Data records
##########

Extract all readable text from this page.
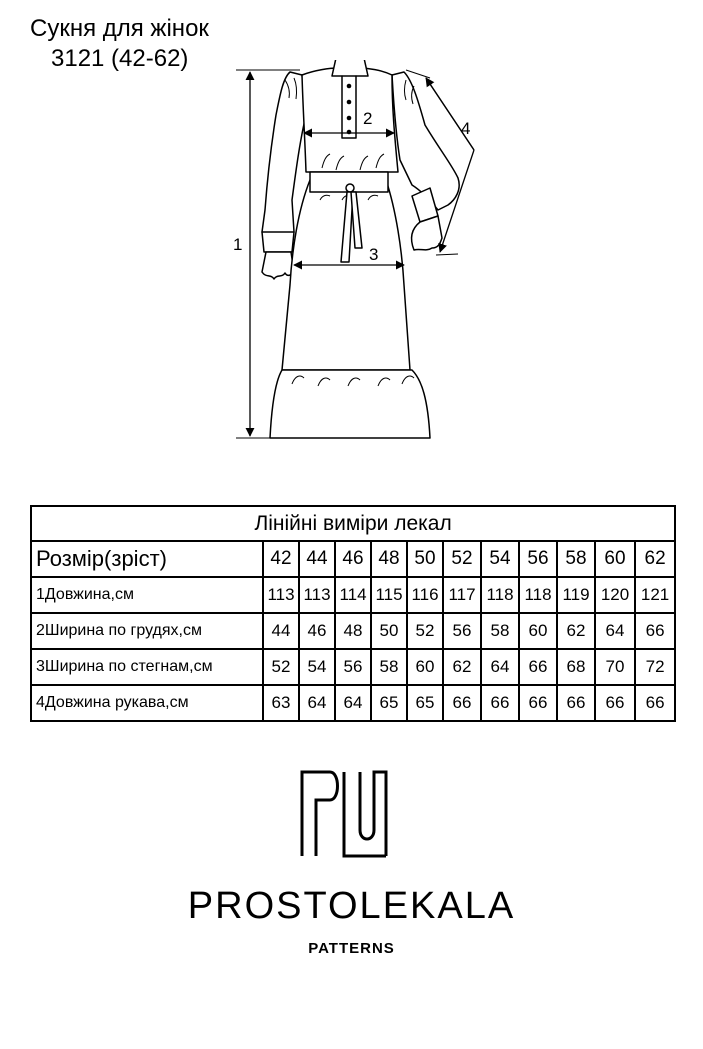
Сукня для жінок
3121 (42-62)
1
2
3
4
Лінійні виміри лекал											
Розмір(зріст)	42	44	46	48	50	52	54	56	58	60	62
1Довжина,см	113	113	114	115	116	117	118	118	119	120	121
2Ширина по грудях,см	44	46	48	50	52	56	58	60	62	64	66
3Ширина по стегнам,см	52	54	56	58	60	62	64	66	68	70	72
4Довжина рукава,см	63	64	64	65	65	66	66	66	66	66	66
PROSTOLEKALA
PATTERNS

##########

Aim
Without the pictures, print the records in full, exactly as they appear.

Complete output
Extract all readable text from this page.
Сукня для жінок
3121 (42-62)
1
2
3
4
Лінійні виміри лекал											
Розмір(зріст)	42	44	46	48	50	52	54	56	58	60	62
1Довжина,см	113	113	114	115	116	117	118	118	119	120	121
2Ширина по грудях,см	44	46	48	50	52	56	58	60	62	64	66
3Ширина по стегнам,см	52	54	56	58	60	62	64	66	68	70	72
4Довжина рукава,см	63	64	64	65	65	66	66	66	66	66	66
PROSTOLEKALA
PATTERNS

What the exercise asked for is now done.